Copy out each line below that has the word "screenshot" in it.
--- start of Data extract ---
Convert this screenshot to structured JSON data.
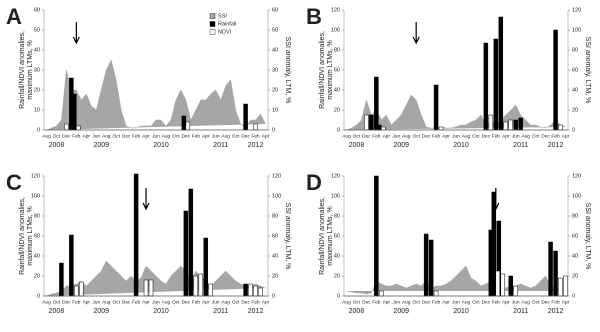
{
  "chart_data": [
    {
      "type": "bar",
      "panel": "A",
      "categories": [
        "Aug",
        null,
        "Oct",
        null,
        "Dec",
        null,
        "Feb",
        null,
        "Apr",
        null,
        "Jun",
        null,
        "Aug",
        null,
        "Oct",
        null,
        "Dec",
        null,
        "Feb",
        null,
        "Apr",
        null,
        "Jun",
        null,
        "Aug",
        null,
        "Oct",
        null,
        "Dec",
        null,
        "Feb",
        null,
        "Apr",
        null,
        "Jun",
        null,
        "Aug",
        null,
        "Oct",
        null,
        "Dec",
        null,
        "Feb",
        null,
        "Apr"
      ],
      "years": [
        "2008",
        "2009",
        "2010",
        "2011",
        "2012"
      ],
      "ylabel": [
        "Rainfall/NDVI anomalies,",
        "maximum LTMs, %"
      ],
      "y2label": "SSI anomaly, LTM, %",
      "ylim": [
        0,
        60
      ],
      "yticks": [
        0,
        10,
        20,
        30,
        40,
        50,
        60
      ],
      "y2lim": [
        0,
        60
      ],
      "y2ticks": [
        0,
        10,
        20,
        30,
        40,
        50,
        60
      ],
      "legend": true,
      "series": [
        {
          "name": "SSI",
          "color": "#a6a6a6",
          "axis": "y2",
          "values": [
            0,
            1,
            2,
            5,
            30,
            20,
            20,
            15,
            18,
            12,
            10,
            20,
            30,
            35,
            25,
            10,
            2,
            1,
            1,
            2,
            2,
            2,
            5,
            5,
            2,
            5,
            15,
            20,
            15,
            5,
            10,
            15,
            15,
            18,
            20,
            15,
            22,
            25,
            10,
            3,
            1,
            5,
            5,
            8,
            3
          ]
        },
        {
          "name": "Rainfall",
          "color": "#000000",
          "values": [
            null,
            null,
            null,
            null,
            null,
            26,
            18,
            null,
            null,
            null,
            null,
            null,
            null,
            null,
            null,
            null,
            null,
            null,
            null,
            null,
            null,
            null,
            null,
            null,
            null,
            null,
            null,
            null,
            7,
            null,
            null,
            null,
            null,
            null,
            null,
            null,
            null,
            null,
            null,
            null,
            13,
            null,
            null,
            null,
            null
          ]
        },
        {
          "name": "NDVI",
          "color": "#ffffff",
          "values": [
            null,
            null,
            null,
            null,
            3,
            null,
            2,
            null,
            null,
            null,
            null,
            null,
            null,
            null,
            null,
            null,
            null,
            null,
            null,
            null,
            null,
            null,
            null,
            null,
            null,
            null,
            null,
            null,
            4,
            null,
            null,
            null,
            null,
            null,
            null,
            null,
            null,
            null,
            null,
            null,
            null,
            null,
            3,
            null,
            null
          ]
        }
      ]
    },
    {
      "type": "bar",
      "panel": "B",
      "categories": [
        "Aug",
        null,
        "Oct",
        null,
        "Dec",
        null,
        "Feb",
        null,
        "Apr",
        null,
        "Jun",
        null,
        "Aug",
        null,
        "Oct",
        null,
        "Dec",
        null,
        "Feb",
        null,
        "Apr",
        null,
        "Jun",
        null,
        "Aug",
        null,
        "Oct",
        null,
        "Dec",
        null,
        "Feb",
        null,
        "Apr",
        null,
        "Jun",
        null,
        "Aug",
        null,
        "Oct",
        null,
        "Dec",
        null,
        "Feb",
        null,
        "Apr"
      ],
      "years": [
        "2008",
        "2009",
        "2010",
        "2011",
        "2012"
      ],
      "ylabel": [
        "Rainfall/NDVI anomalies,",
        "maximum LTMs, %"
      ],
      "y2label": "SSI anomaly, LTM, %",
      "ylim": [
        0,
        120
      ],
      "yticks": [
        0,
        20,
        40,
        60,
        80,
        100,
        120
      ],
      "y2lim": [
        0,
        120
      ],
      "y2ticks": [
        0,
        20,
        40,
        60,
        80,
        100,
        120
      ],
      "series": [
        {
          "name": "SSI",
          "color": "#a6a6a6",
          "axis": "y2",
          "values": [
            0,
            2,
            5,
            10,
            30,
            15,
            20,
            10,
            15,
            5,
            10,
            15,
            25,
            35,
            30,
            15,
            3,
            2,
            2,
            3,
            2,
            2,
            3,
            5,
            5,
            8,
            10,
            15,
            5,
            10,
            5,
            10,
            15,
            20,
            25,
            15,
            10,
            5,
            5,
            3,
            2,
            5,
            10,
            5,
            3
          ]
        },
        {
          "name": "Rainfall",
          "color": "#000000",
          "values": [
            null,
            null,
            null,
            null,
            null,
            15,
            53,
            5,
            null,
            null,
            null,
            null,
            null,
            null,
            null,
            null,
            null,
            null,
            45,
            null,
            null,
            null,
            null,
            null,
            null,
            null,
            null,
            null,
            87,
            null,
            91,
            113,
            null,
            null,
            10,
            12,
            null,
            null,
            null,
            null,
            null,
            null,
            100,
            null,
            null
          ]
        },
        {
          "name": "NDVI",
          "color": "#ffffff",
          "values": [
            null,
            null,
            null,
            null,
            15,
            null,
            null,
            3,
            null,
            null,
            null,
            null,
            null,
            null,
            null,
            null,
            null,
            null,
            null,
            3,
            null,
            null,
            null,
            null,
            null,
            null,
            null,
            null,
            null,
            15,
            null,
            null,
            8,
            10,
            null,
            null,
            null,
            null,
            null,
            null,
            null,
            null,
            null,
            5,
            null
          ]
        }
      ]
    },
    {
      "type": "bar",
      "panel": "C",
      "categories": [
        "Aug",
        null,
        "Oct",
        null,
        "Dec",
        null,
        "Feb",
        null,
        "Apr",
        null,
        "Jun",
        null,
        "Aug",
        null,
        "Oct",
        null,
        "Dec",
        null,
        "Feb",
        null,
        "Apr",
        null,
        "Jun",
        null,
        "Aug",
        null,
        "Oct",
        null,
        "Dec",
        null,
        "Feb",
        null,
        "Apr",
        null,
        "Jun",
        null,
        "Aug",
        null,
        "Oct",
        null,
        "Dec",
        null,
        "Feb",
        null,
        "Apr"
      ],
      "years": [
        "2008",
        "2009",
        "2010",
        "2011",
        "2012"
      ],
      "ylabel": [
        "Rainfall/NDVI anomalies,",
        "maximum LTMs, %"
      ],
      "y2label": "SSI anomaly, LTM, %",
      "ylim": [
        0,
        120
      ],
      "yticks": [
        0,
        20,
        40,
        60,
        80,
        100,
        120
      ],
      "y2lim": [
        0,
        120
      ],
      "y2ticks": [
        0,
        20,
        40,
        60,
        80,
        100,
        120
      ],
      "series": [
        {
          "name": "SSI",
          "color": "#a6a6a6",
          "axis": "y2",
          "values": [
            0,
            2,
            3,
            5,
            10,
            10,
            12,
            15,
            10,
            15,
            20,
            25,
            35,
            30,
            25,
            20,
            15,
            20,
            15,
            18,
            30,
            25,
            20,
            15,
            12,
            20,
            25,
            30,
            25,
            15,
            25,
            20,
            15,
            10,
            15,
            20,
            25,
            20,
            15,
            12,
            10,
            10,
            12,
            10,
            8
          ]
        },
        {
          "name": "Rainfall",
          "color": "#000000",
          "values": [
            null,
            null,
            null,
            33,
            null,
            61,
            null,
            null,
            null,
            null,
            null,
            null,
            null,
            null,
            null,
            null,
            null,
            null,
            122,
            null,
            null,
            null,
            null,
            null,
            null,
            null,
            null,
            null,
            85,
            107,
            null,
            null,
            58,
            null,
            null,
            null,
            null,
            null,
            null,
            null,
            12,
            null,
            null,
            null,
            null
          ]
        },
        {
          "name": "NDVI",
          "color": "#ffffff",
          "values": [
            null,
            null,
            null,
            null,
            null,
            null,
            10,
            14,
            null,
            null,
            null,
            null,
            null,
            null,
            null,
            null,
            null,
            null,
            null,
            null,
            16,
            16,
            null,
            null,
            null,
            null,
            null,
            null,
            null,
            null,
            20,
            22,
            null,
            12,
            null,
            null,
            null,
            null,
            null,
            null,
            null,
            12,
            10,
            8,
            null
          ]
        }
      ]
    },
    {
      "type": "bar",
      "panel": "D",
      "categories": [
        "Aug",
        null,
        "Oct",
        null,
        "Dec",
        null,
        "Feb",
        null,
        "Apr",
        null,
        "Jun",
        null,
        "Aug",
        null,
        "Oct",
        null,
        "Dec",
        null,
        "Feb",
        null,
        "Apr",
        null,
        "Jun",
        null,
        "Aug",
        null,
        "Oct",
        null,
        "Dec",
        null,
        "Feb",
        null,
        "Apr",
        null,
        "Jun",
        null,
        "Aug",
        null,
        "Oct",
        null,
        "Dec",
        null,
        "Feb",
        null,
        "Apr"
      ],
      "years": [
        "2008",
        "2009",
        "2010",
        "2011",
        "2012"
      ],
      "ylabel": [
        "Rainfall/NDVI anomalies,",
        "maximum LTMs, %"
      ],
      "y2label": "SSI anomaly, LTM, %",
      "ylim": [
        0,
        120
      ],
      "yticks": [
        0,
        20,
        40,
        60,
        80,
        100,
        120
      ],
      "y2lim": [
        0,
        120
      ],
      "y2ticks": [
        0,
        20,
        40,
        60,
        80,
        100,
        120
      ],
      "series": [
        {
          "name": "SSI",
          "color": "#a6a6a6",
          "axis": "y2",
          "values": [
            5,
            4,
            3,
            3,
            2,
            3,
            15,
            12,
            10,
            10,
            12,
            10,
            8,
            10,
            12,
            10,
            15,
            8,
            10,
            10,
            12,
            15,
            20,
            25,
            30,
            18,
            15,
            10,
            12,
            15,
            10,
            12,
            8,
            10,
            10,
            12,
            10,
            8,
            10,
            15,
            20,
            10,
            8,
            5,
            5
          ]
        },
        {
          "name": "Rainfall",
          "color": "#000000",
          "values": [
            null,
            null,
            null,
            null,
            null,
            null,
            120,
            null,
            null,
            null,
            null,
            null,
            null,
            null,
            null,
            null,
            62,
            56,
            null,
            null,
            null,
            null,
            null,
            null,
            null,
            null,
            null,
            null,
            null,
            66,
            104,
            75,
            null,
            20,
            null,
            null,
            null,
            null,
            null,
            null,
            null,
            54,
            45,
            null,
            null
          ]
        },
        {
          "name": "NDVI",
          "color": "#ffffff",
          "values": [
            null,
            null,
            null,
            null,
            null,
            null,
            null,
            5,
            null,
            null,
            null,
            null,
            null,
            null,
            null,
            null,
            null,
            null,
            5,
            null,
            null,
            null,
            null,
            null,
            null,
            null,
            null,
            null,
            null,
            null,
            25,
            22,
            null,
            null,
            10,
            null,
            null,
            null,
            null,
            null,
            null,
            null,
            null,
            18,
            20
          ]
        }
      ]
    }
  ]
}
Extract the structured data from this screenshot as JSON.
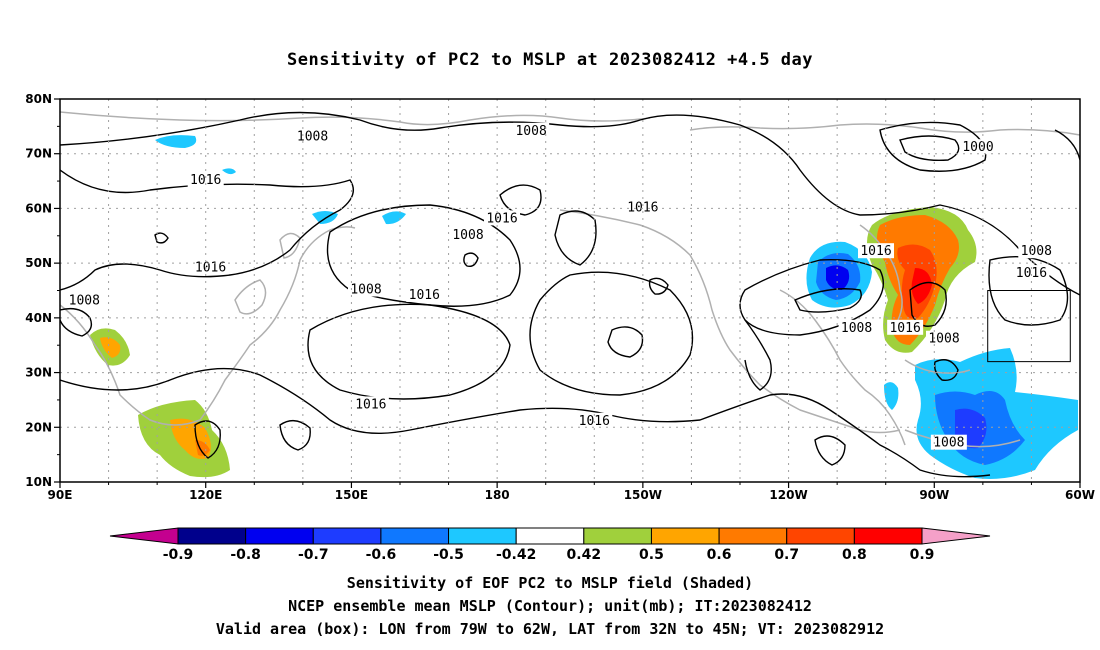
{
  "title": "Sensitivity of PC2 to MSLP at 2023082412 +4.5 day",
  "captions": [
    "Sensitivity of EOF PC2 to MSLP field (Shaded)",
    "NCEP ensemble mean MSLP (Contour); unit(mb); IT:2023082412",
    "Valid area (box): LON from 79W to 62W, LAT from 32N to 45N; VT: 2023082912"
  ],
  "map": {
    "lon_range": [
      90,
      300
    ],
    "lat_range": [
      10,
      80
    ],
    "lat_labels": [
      "10N",
      "20N",
      "30N",
      "40N",
      "50N",
      "60N",
      "70N",
      "80N"
    ],
    "lat_values": [
      10,
      20,
      30,
      40,
      50,
      60,
      70,
      80
    ],
    "lon_labels": [
      "90E",
      "120E",
      "150E",
      "180",
      "150W",
      "120W",
      "90W",
      "60W"
    ],
    "lon_values": [
      90,
      120,
      150,
      180,
      210,
      240,
      270,
      300
    ],
    "valid_box": {
      "lon": [
        281,
        298
      ],
      "lat": [
        32,
        45
      ]
    },
    "contour_labels": [
      {
        "text": "1008",
        "lon": 142,
        "lat": 73
      },
      {
        "text": "1008",
        "lon": 187,
        "lat": 74
      },
      {
        "text": "1000",
        "lon": 279,
        "lat": 71
      },
      {
        "text": "1016",
        "lon": 120,
        "lat": 65
      },
      {
        "text": "1016",
        "lon": 181,
        "lat": 58
      },
      {
        "text": "1016",
        "lon": 210,
        "lat": 60
      },
      {
        "text": "1008",
        "lon": 174,
        "lat": 55
      },
      {
        "text": "1016",
        "lon": 258,
        "lat": 52
      },
      {
        "text": "1008",
        "lon": 291,
        "lat": 52
      },
      {
        "text": "1016",
        "lon": 121,
        "lat": 49
      },
      {
        "text": "1016",
        "lon": 290,
        "lat": 48
      },
      {
        "text": "1008",
        "lon": 153,
        "lat": 45
      },
      {
        "text": "1016",
        "lon": 165,
        "lat": 44
      },
      {
        "text": "1008",
        "lon": 95,
        "lat": 43
      },
      {
        "text": "1008",
        "lon": 254,
        "lat": 38
      },
      {
        "text": "1016",
        "lon": 264,
        "lat": 38
      },
      {
        "text": "1008",
        "lon": 272,
        "lat": 36
      },
      {
        "text": "1016",
        "lon": 154,
        "lat": 24
      },
      {
        "text": "1016",
        "lon": 200,
        "lat": 21
      },
      {
        "text": "1008",
        "lon": 273,
        "lat": 17
      }
    ]
  },
  "colorbar": {
    "colors": [
      "#c4008f",
      "#00008c",
      "#0000f0",
      "#1e3cff",
      "#0f78ff",
      "#1ec8ff",
      "#ffffff",
      "#a0d03c",
      "#ffa500",
      "#ff7a00",
      "#ff4500",
      "#ff0000",
      "#f5a0c8"
    ],
    "labels": [
      "-0.9",
      "-0.8",
      "-0.7",
      "-0.6",
      "-0.5",
      "-0.42",
      "0.42",
      "0.5",
      "0.6",
      "0.7",
      "0.8",
      "0.9"
    ]
  }
}
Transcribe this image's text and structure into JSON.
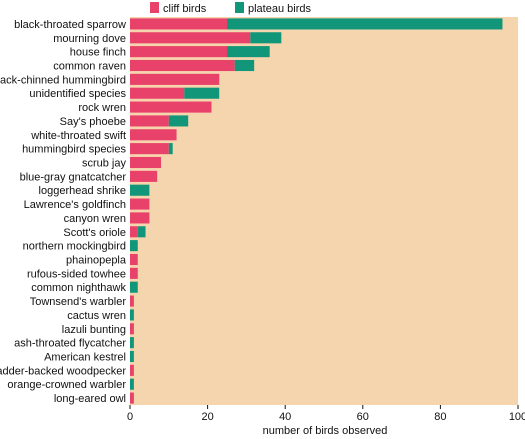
{
  "chart_data": {
    "type": "bar",
    "orientation": "horizontal",
    "stacked": true,
    "xlabel": "number of birds observed",
    "xlim": [
      0,
      100
    ],
    "xticks": [
      0,
      20,
      40,
      60,
      80,
      100
    ],
    "grid": false,
    "legend_position": "top",
    "categories": [
      "black-throated sparrow",
      "mourning dove",
      "house finch",
      "common raven",
      "black-chinned hummingbird",
      "unidentified species",
      "rock wren",
      "Say's phoebe",
      "white-throated swift",
      "hummingbird species",
      "scrub jay",
      "blue-gray gnatcatcher",
      "loggerhead shrike",
      "Lawrence's goldfinch",
      "canyon wren",
      "Scott's oriole",
      "northern mockingbird",
      "phainopepla",
      "rufous-sided towhee",
      "common nighthawk",
      "Townsend's warbler",
      "cactus wren",
      "lazuli bunting",
      "ash-throated flycatcher",
      "American kestrel",
      "ladder-backed woodpecker",
      "orange-crowned warbler",
      "long-eared owl"
    ],
    "series": [
      {
        "name": "cliff birds",
        "color": "#e8416a",
        "values": [
          25,
          31,
          25,
          27,
          23,
          14,
          21,
          10,
          12,
          10,
          8,
          7,
          0,
          5,
          5,
          2,
          0,
          2,
          2,
          0,
          1,
          0,
          1,
          0,
          0,
          1,
          0,
          1
        ]
      },
      {
        "name": "plateau birds",
        "color": "#12967a",
        "values": [
          71,
          8,
          11,
          5,
          0,
          9,
          0,
          5,
          0,
          1,
          0,
          0,
          5,
          0,
          0,
          2,
          2,
          0,
          0,
          2,
          0,
          1,
          0,
          1,
          1,
          0,
          1,
          0
        ]
      }
    ],
    "colors": {
      "plot_background": "#f5d5ae",
      "text": "#111111"
    }
  }
}
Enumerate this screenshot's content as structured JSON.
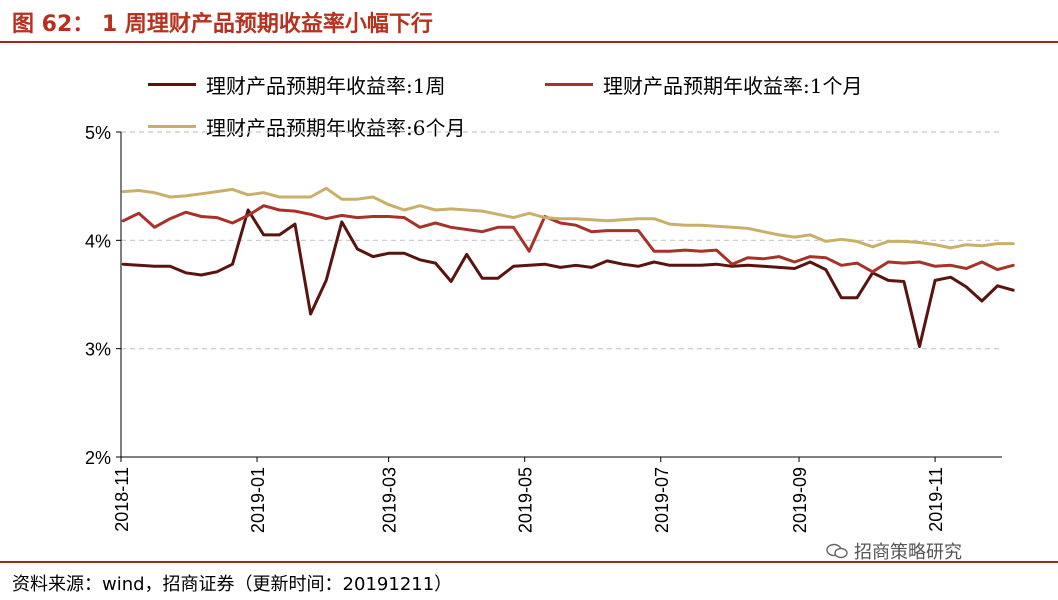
--- end of Data extract ---
#### Solution to this problem:
Convert this screenshot to structured JSON data.
Extract the structured data from this screenshot as JSON.
Enumerate this screenshot's content as structured JSON.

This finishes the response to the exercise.